Dataset excerpts ::
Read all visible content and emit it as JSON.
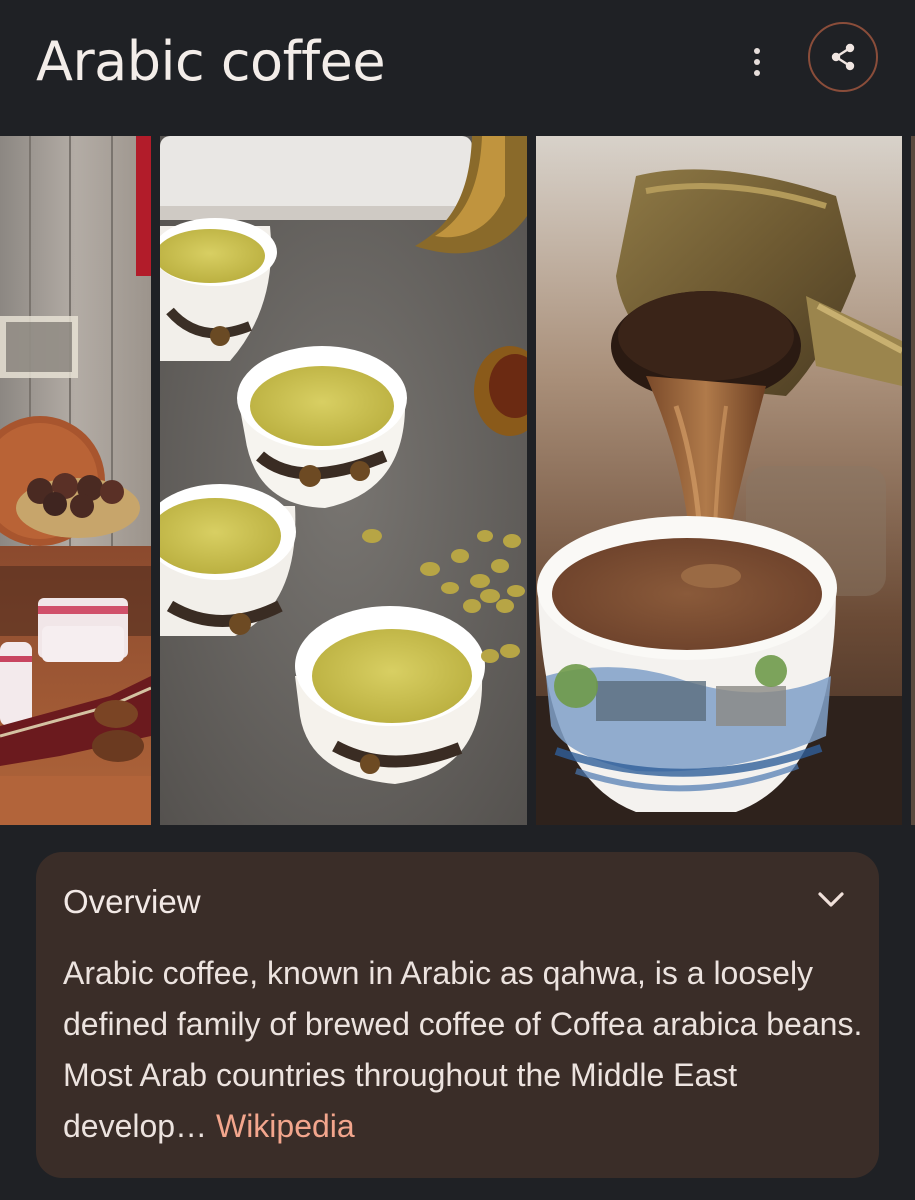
{
  "header": {
    "title": "Arabic coffee",
    "more_icon": "more-vert-icon",
    "share_icon": "share-icon"
  },
  "colors": {
    "background": "#1f2125",
    "card": "#3a2d28",
    "accent": "#f3a68d",
    "share_ring": "#8a4d3a"
  },
  "gallery": {
    "photos": [
      "arabic-coffee-cups-with-dates-photo",
      "yellow-qahwa-cups-with-cardamom-photo",
      "coffee-pouring-from-dallah-photo",
      "next-photo-partial"
    ]
  },
  "overview": {
    "heading": "Overview",
    "text": "Arabic coffee, known in Arabic as qahwa, is a loosely defined family of brewed coffee of Coffea arabica beans. Most Arab countries throughout the Middle East develop…",
    "source": "Wikipedia",
    "expand_icon": "chevron-down-icon"
  }
}
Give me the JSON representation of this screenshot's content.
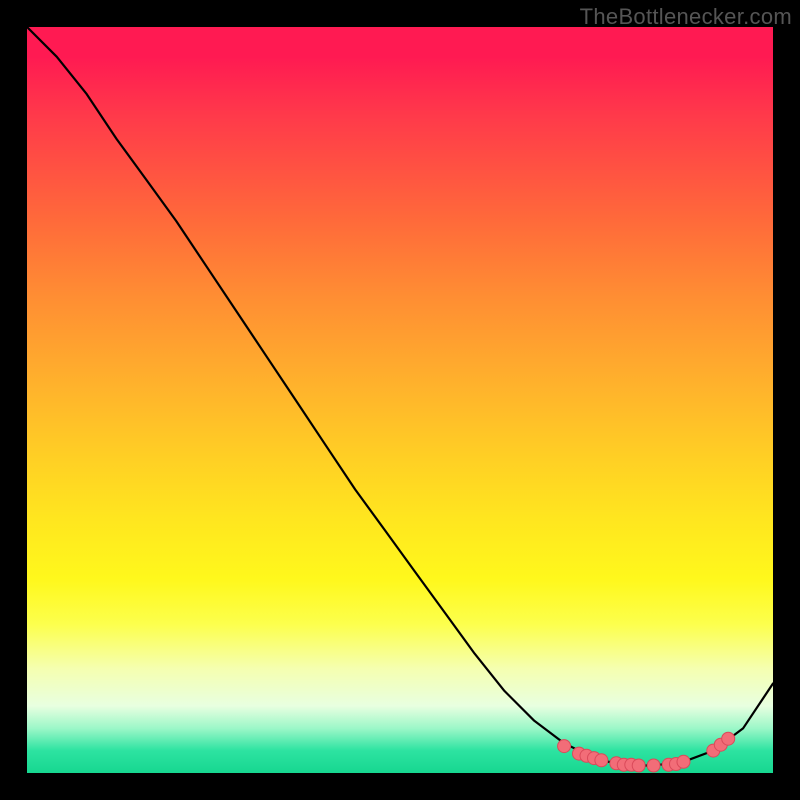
{
  "watermark": "TheBottlenecker.com",
  "chart_data": {
    "type": "line",
    "title": "",
    "xlabel": "",
    "ylabel": "",
    "xlim": [
      0,
      100
    ],
    "ylim": [
      0,
      100
    ],
    "x": [
      0,
      4,
      8,
      12,
      16,
      20,
      24,
      28,
      32,
      36,
      40,
      44,
      48,
      52,
      56,
      60,
      64,
      68,
      72,
      76,
      80,
      84,
      88,
      92,
      96,
      100
    ],
    "y": [
      100,
      96,
      91,
      85,
      79.5,
      74,
      68,
      62,
      56,
      50,
      44,
      38,
      32.5,
      27,
      21.5,
      16,
      11,
      7,
      4,
      2,
      1,
      1,
      1.5,
      3,
      6,
      12
    ],
    "marker_points": {
      "x": [
        72,
        74,
        75,
        76,
        77,
        79,
        80,
        81,
        82,
        84,
        86,
        87,
        88,
        92,
        93,
        94
      ],
      "y": [
        3.6,
        2.6,
        2.3,
        2.0,
        1.7,
        1.3,
        1.1,
        1.1,
        1.0,
        1.0,
        1.1,
        1.2,
        1.5,
        3,
        3.8,
        4.6
      ]
    },
    "colors": {
      "line": "#000000",
      "marker_fill": "#f26d78",
      "marker_stroke": "#da4a5a"
    }
  }
}
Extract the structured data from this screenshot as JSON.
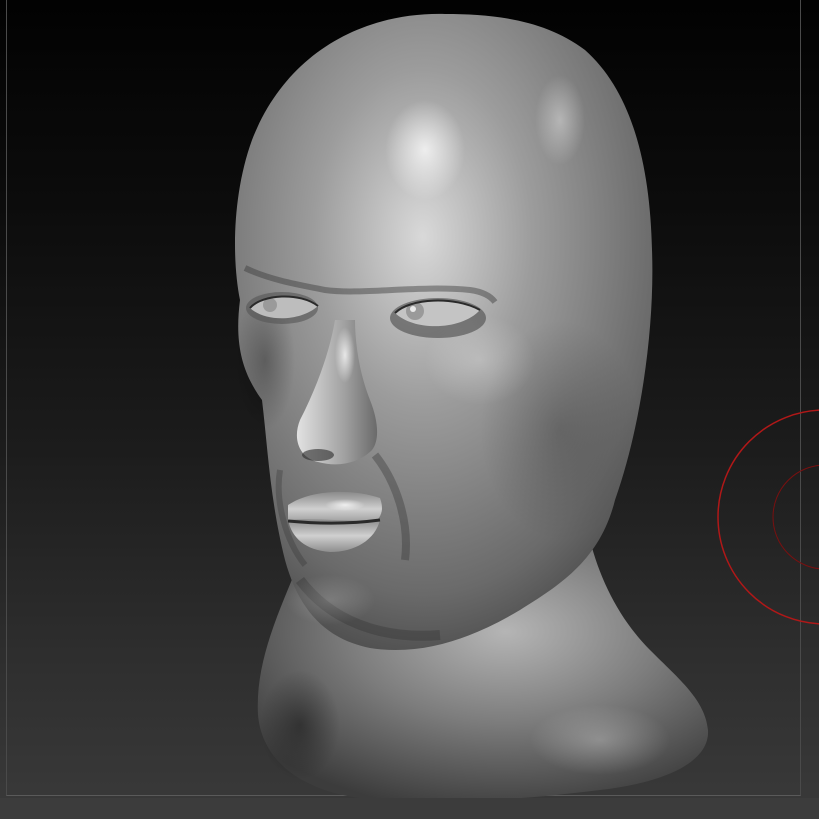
{
  "canvas": {
    "background_top": "#020202",
    "background_bottom": "#3a3a3a",
    "frame_color": "#4a4a4a"
  },
  "model": {
    "material_base": "#8a8a8a",
    "material_highlight": "#d8d8d8",
    "material_shadow": "#2a2a2a"
  },
  "brush_cursor": {
    "color": "#b01818",
    "icon": "brush-ring-icon"
  }
}
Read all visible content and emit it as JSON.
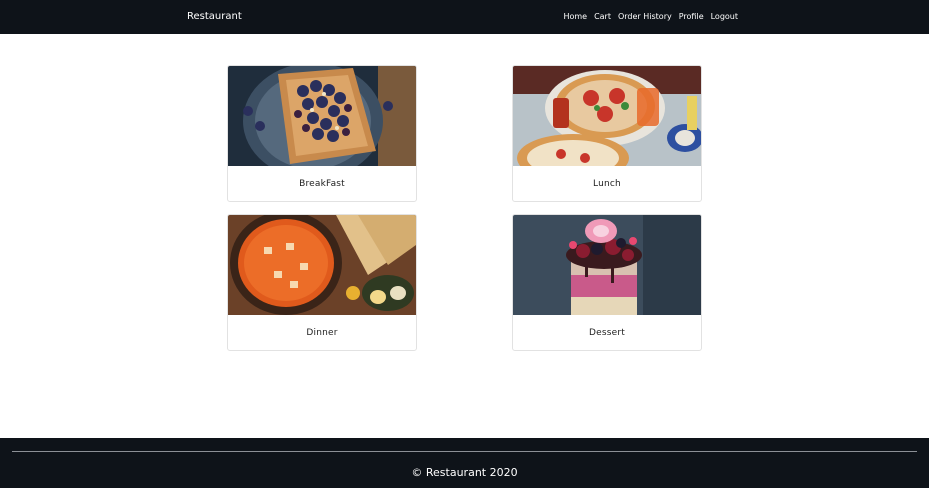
{
  "navbar": {
    "brand": "Restaurant",
    "links": [
      "Home",
      "Cart",
      "Order History",
      "Profile",
      "Logout"
    ]
  },
  "menu": {
    "categories": [
      {
        "label": "BreakFast",
        "image": "breakfast-waffle-photo"
      },
      {
        "label": "Lunch",
        "image": "lunch-pizza-photo"
      },
      {
        "label": "Dinner",
        "image": "dinner-curry-photo"
      },
      {
        "label": "Dessert",
        "image": "dessert-freakshake-photo"
      }
    ]
  },
  "footer": {
    "text": "© Restaurant 2020"
  },
  "colors": {
    "navbar_bg": "#0e1319",
    "footer_bg": "#0e1319",
    "page_bg": "#ffffff"
  }
}
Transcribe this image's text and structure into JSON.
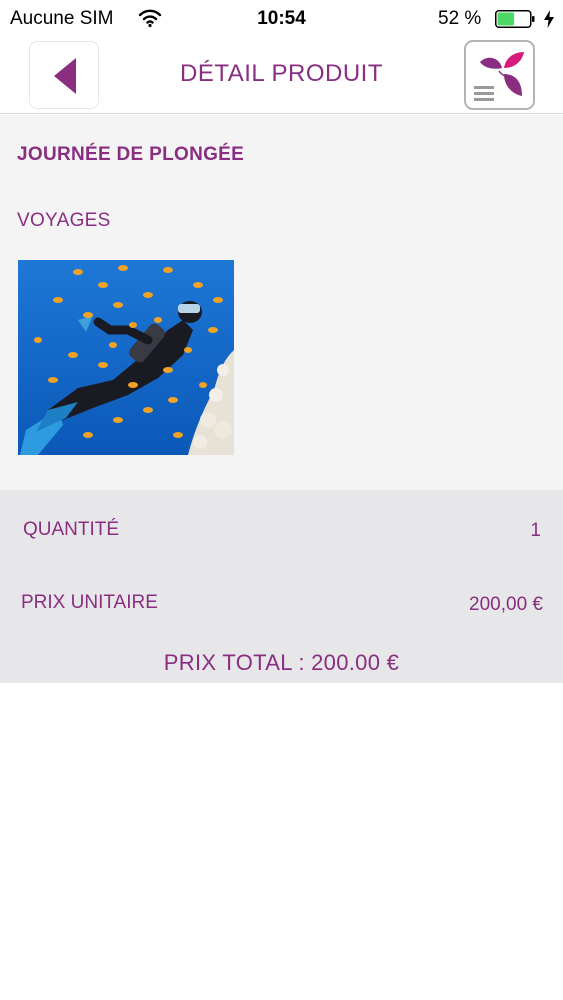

TASK DIRECTIONS :: Quote the preceding listing precisely and completely, omitting its images.

EXERCISE RESULT ::
Read all visible content and emit it as JSON.
{
  "header": {
    "title": "Arabic coffee",
    "more_icon": "more-vert-icon",
    "share_icon": "share-icon"
  },
  "colors": {
    "background": "#1f2125",
    "card": "#3a2d28",
    "accent": "#f3a68d",
    "share_ring": "#8a4d3a"
  },
  "gallery": {
    "photos": [
      "arabic-coffee-cups-with-dates-photo",
      "yellow-qahwa-cups-with-cardamom-photo",
      "coffee-pouring-from-dallah-photo",
      "next-photo-partial"
    ]
  },
  "overview": {
    "heading": "Overview",
    "text": "Arabic coffee, known in Arabic as qahwa, is a loosely defined family of brewed coffee of Coffea arabica beans. Most Arab countries throughout the Middle East develop…",
    "source": "Wikipedia",
    "expand_icon": "chevron-down-icon"
  }
}
Give me the JSON representation of this screenshot's content.
{
  "watermark": "TheBottlenecker.com",
  "chart_data": {
    "type": "line",
    "title": "",
    "xlabel": "",
    "ylabel": "",
    "xlim": [
      0,
      100
    ],
    "ylim": [
      0,
      100
    ],
    "x": [
      0,
      4,
      8,
      12,
      16,
      20,
      24,
      28,
      32,
      36,
      40,
      44,
      48,
      52,
      56,
      60,
      64,
      68,
      72,
      76,
      80,
      84,
      88,
      92,
      96,
      100
    ],
    "y": [
      100,
      96,
      91,
      85,
      79.5,
      74,
      68,
      62,
      56,
      50,
      44,
      38,
      32.5,
      27,
      21.5,
      16,
      11,
      7,
      4,
      2,
      1,
      1,
      1.5,
      3,
      6,
      12
    ],
    "marker_points": {
      "x": [
        72,
        74,
        75,
        76,
        77,
        79,
        80,
        81,
        82,
        84,
        86,
        87,
        88,
        92,
        93,
        94
      ],
      "y": [
        3.6,
        2.6,
        2.3,
        2.0,
        1.7,
        1.3,
        1.1,
        1.1,
        1.0,
        1.0,
        1.1,
        1.2,
        1.5,
        3,
        3.8,
        4.6
      ]
    },
    "colors": {
      "line": "#000000",
      "marker_fill": "#f26d78",
      "marker_stroke": "#da4a5a"
    }
  }
}
Extract the structured data from this screenshot as JSON.
{
  "canvas": {
    "background_top": "#020202",
    "background_bottom": "#3a3a3a",
    "frame_color": "#4a4a4a"
  },
  "model": {
    "material_base": "#8a8a8a",
    "material_highlight": "#d8d8d8",
    "material_shadow": "#2a2a2a"
  },
  "brush_cursor": {
    "color": "#b01818",
    "icon": "brush-ring-icon"
  }
}
Read all visible content and emit it as JSON.
{
  "navbar": {
    "brand": "Restaurant",
    "links": [
      "Home",
      "Cart",
      "Order History",
      "Profile",
      "Logout"
    ]
  },
  "menu": {
    "categories": [
      {
        "label": "BreakFast",
        "image": "breakfast-waffle-photo"
      },
      {
        "label": "Lunch",
        "image": "lunch-pizza-photo"
      },
      {
        "label": "Dinner",
        "image": "dinner-curry-photo"
      },
      {
        "label": "Dessert",
        "image": "dessert-freakshake-photo"
      }
    ]
  },
  "footer": {
    "text": "© Restaurant 2020"
  },
  "colors": {
    "navbar_bg": "#0e1319",
    "footer_bg": "#0e1319",
    "page_bg": "#ffffff"
  }
}
Transcribe this image's text and structure into JSON.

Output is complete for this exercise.